RECORD EXTRACTS:
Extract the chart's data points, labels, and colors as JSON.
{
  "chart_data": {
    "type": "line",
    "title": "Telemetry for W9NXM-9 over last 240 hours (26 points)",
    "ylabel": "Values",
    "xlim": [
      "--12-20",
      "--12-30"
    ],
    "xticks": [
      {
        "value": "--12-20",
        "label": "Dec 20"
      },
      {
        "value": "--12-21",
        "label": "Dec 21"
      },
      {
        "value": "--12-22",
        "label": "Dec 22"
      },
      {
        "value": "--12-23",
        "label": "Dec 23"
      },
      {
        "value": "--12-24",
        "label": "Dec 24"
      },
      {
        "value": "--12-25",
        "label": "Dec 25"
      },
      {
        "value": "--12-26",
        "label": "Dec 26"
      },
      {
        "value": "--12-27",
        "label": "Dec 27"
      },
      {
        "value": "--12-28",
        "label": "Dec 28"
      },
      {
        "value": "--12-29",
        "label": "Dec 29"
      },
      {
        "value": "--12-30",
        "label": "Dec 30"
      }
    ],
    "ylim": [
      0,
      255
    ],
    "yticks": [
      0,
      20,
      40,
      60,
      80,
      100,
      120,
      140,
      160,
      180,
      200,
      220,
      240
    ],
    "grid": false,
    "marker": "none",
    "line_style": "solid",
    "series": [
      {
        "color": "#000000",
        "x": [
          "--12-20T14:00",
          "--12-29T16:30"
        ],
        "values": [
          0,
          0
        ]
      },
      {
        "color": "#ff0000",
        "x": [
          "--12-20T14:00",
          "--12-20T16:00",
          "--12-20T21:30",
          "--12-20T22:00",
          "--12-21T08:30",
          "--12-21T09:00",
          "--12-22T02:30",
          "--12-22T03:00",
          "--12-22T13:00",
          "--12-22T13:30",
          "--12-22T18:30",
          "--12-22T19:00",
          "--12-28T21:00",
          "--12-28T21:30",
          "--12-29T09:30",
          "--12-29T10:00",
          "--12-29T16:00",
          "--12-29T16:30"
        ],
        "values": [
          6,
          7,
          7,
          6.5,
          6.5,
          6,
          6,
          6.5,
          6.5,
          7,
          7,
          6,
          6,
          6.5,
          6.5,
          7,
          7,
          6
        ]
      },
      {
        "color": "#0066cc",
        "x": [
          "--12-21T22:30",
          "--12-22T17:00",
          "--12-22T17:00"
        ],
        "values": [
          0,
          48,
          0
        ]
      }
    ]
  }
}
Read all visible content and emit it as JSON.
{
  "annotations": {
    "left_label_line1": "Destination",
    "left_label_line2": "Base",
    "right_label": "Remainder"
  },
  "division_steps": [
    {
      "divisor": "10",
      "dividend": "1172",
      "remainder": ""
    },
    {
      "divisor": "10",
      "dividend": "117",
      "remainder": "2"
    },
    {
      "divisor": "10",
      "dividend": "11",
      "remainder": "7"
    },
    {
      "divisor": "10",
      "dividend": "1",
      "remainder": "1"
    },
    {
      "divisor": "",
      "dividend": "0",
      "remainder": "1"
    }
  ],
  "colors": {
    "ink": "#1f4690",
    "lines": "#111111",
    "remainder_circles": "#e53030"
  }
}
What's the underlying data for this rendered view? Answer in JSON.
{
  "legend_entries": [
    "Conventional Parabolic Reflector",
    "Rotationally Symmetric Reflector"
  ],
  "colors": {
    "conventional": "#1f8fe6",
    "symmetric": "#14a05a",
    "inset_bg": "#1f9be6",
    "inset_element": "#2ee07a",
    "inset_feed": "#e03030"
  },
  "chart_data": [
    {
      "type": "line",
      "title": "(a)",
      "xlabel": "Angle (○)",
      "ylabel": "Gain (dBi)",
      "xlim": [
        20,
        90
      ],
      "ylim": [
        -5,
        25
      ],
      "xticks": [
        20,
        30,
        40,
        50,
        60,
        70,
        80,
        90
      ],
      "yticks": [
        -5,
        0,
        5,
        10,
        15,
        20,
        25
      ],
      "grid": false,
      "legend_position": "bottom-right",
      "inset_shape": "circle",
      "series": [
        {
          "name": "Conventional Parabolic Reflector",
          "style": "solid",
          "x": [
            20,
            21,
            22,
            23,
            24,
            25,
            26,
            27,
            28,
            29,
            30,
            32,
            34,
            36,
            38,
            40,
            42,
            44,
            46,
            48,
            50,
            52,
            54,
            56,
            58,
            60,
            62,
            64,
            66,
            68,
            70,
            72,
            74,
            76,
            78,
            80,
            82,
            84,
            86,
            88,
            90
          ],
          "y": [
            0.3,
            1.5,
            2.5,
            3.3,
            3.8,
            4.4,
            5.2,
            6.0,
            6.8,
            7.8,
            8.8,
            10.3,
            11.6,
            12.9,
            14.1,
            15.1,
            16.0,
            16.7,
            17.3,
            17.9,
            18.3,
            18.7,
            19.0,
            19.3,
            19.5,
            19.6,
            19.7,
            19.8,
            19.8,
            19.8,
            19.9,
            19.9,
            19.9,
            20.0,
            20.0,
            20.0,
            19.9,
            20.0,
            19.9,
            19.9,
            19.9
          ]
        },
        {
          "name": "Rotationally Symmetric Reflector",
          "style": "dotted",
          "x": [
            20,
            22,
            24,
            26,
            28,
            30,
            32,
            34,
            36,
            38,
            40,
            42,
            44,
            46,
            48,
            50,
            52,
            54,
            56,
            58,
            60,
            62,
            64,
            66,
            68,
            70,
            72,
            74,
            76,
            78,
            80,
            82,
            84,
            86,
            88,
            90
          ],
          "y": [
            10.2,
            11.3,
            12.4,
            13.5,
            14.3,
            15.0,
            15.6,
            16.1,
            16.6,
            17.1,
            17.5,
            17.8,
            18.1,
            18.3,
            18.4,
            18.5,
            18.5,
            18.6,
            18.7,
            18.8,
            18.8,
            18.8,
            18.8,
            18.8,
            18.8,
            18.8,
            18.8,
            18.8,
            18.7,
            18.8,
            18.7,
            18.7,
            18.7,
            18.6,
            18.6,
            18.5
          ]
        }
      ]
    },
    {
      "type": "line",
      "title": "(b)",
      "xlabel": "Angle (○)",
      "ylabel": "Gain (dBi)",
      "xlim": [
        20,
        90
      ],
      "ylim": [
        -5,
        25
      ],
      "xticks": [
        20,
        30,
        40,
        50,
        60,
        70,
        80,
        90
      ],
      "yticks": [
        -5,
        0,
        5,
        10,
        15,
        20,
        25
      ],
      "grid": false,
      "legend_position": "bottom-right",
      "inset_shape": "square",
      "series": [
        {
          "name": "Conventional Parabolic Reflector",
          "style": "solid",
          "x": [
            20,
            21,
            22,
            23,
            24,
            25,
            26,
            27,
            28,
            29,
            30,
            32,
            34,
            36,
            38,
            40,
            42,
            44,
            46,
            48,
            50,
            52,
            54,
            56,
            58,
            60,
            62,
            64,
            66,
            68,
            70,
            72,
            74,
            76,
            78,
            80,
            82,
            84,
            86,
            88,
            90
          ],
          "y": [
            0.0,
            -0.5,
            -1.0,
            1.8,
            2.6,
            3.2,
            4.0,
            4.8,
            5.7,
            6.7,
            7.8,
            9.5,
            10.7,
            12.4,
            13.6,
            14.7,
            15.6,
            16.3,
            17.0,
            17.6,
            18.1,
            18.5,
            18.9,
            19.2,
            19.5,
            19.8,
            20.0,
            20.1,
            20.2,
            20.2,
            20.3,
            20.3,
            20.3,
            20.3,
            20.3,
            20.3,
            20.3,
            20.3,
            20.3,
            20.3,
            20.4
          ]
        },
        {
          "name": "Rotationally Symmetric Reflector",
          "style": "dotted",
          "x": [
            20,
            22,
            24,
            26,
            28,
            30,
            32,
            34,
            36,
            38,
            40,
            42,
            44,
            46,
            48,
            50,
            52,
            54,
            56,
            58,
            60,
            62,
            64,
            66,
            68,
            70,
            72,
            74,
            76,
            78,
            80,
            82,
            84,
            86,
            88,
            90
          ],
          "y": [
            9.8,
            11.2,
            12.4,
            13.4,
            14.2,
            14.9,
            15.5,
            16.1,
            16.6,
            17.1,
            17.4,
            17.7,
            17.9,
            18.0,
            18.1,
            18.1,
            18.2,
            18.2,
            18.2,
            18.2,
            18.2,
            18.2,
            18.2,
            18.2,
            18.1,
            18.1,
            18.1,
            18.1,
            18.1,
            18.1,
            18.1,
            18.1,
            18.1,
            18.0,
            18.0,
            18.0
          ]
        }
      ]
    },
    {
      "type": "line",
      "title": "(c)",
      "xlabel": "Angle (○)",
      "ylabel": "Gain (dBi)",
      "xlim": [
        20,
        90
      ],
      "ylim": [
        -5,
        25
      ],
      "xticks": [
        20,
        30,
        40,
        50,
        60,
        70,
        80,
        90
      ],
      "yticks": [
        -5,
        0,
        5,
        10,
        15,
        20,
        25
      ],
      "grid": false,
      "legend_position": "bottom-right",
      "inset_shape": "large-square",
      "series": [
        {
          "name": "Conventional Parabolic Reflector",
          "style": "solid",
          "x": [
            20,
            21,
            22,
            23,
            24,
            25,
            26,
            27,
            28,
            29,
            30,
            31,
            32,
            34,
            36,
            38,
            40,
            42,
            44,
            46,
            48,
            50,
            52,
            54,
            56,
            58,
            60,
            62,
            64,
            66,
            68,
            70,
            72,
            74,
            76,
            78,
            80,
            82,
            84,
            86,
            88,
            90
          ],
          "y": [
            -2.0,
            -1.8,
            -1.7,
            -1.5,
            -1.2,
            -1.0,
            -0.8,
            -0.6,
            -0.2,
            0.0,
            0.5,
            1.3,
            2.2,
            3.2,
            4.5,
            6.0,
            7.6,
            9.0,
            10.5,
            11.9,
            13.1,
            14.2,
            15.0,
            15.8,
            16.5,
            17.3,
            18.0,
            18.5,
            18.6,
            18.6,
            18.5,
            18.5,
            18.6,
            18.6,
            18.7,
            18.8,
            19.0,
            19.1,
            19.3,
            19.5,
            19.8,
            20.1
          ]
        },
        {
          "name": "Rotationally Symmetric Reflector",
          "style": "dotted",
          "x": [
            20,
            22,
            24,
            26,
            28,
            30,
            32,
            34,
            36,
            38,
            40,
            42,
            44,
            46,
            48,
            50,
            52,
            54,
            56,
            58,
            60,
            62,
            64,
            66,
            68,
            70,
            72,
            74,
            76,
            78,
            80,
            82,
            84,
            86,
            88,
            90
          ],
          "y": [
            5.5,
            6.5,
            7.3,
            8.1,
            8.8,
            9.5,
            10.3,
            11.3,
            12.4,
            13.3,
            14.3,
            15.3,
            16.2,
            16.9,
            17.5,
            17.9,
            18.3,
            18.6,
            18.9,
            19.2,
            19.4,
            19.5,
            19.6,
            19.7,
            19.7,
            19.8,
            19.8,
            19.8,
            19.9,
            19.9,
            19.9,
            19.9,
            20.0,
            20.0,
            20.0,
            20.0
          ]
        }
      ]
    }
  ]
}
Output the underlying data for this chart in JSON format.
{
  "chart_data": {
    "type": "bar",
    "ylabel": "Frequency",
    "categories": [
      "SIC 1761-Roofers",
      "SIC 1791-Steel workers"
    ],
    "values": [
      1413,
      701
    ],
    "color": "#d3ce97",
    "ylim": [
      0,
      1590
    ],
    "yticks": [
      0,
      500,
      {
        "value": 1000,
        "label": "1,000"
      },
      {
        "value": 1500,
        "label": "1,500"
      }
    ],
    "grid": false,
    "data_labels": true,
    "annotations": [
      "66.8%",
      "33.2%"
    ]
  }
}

WHAT THE TASK REQUIRES:
Extract every line of the records above that contains the word "dividend".

OUTPUT FOR THIS EXERCISE:
      "dividend": "1172",
      "dividend": "117",
      "dividend": "11",
      "dividend": "1",
      "dividend": "0",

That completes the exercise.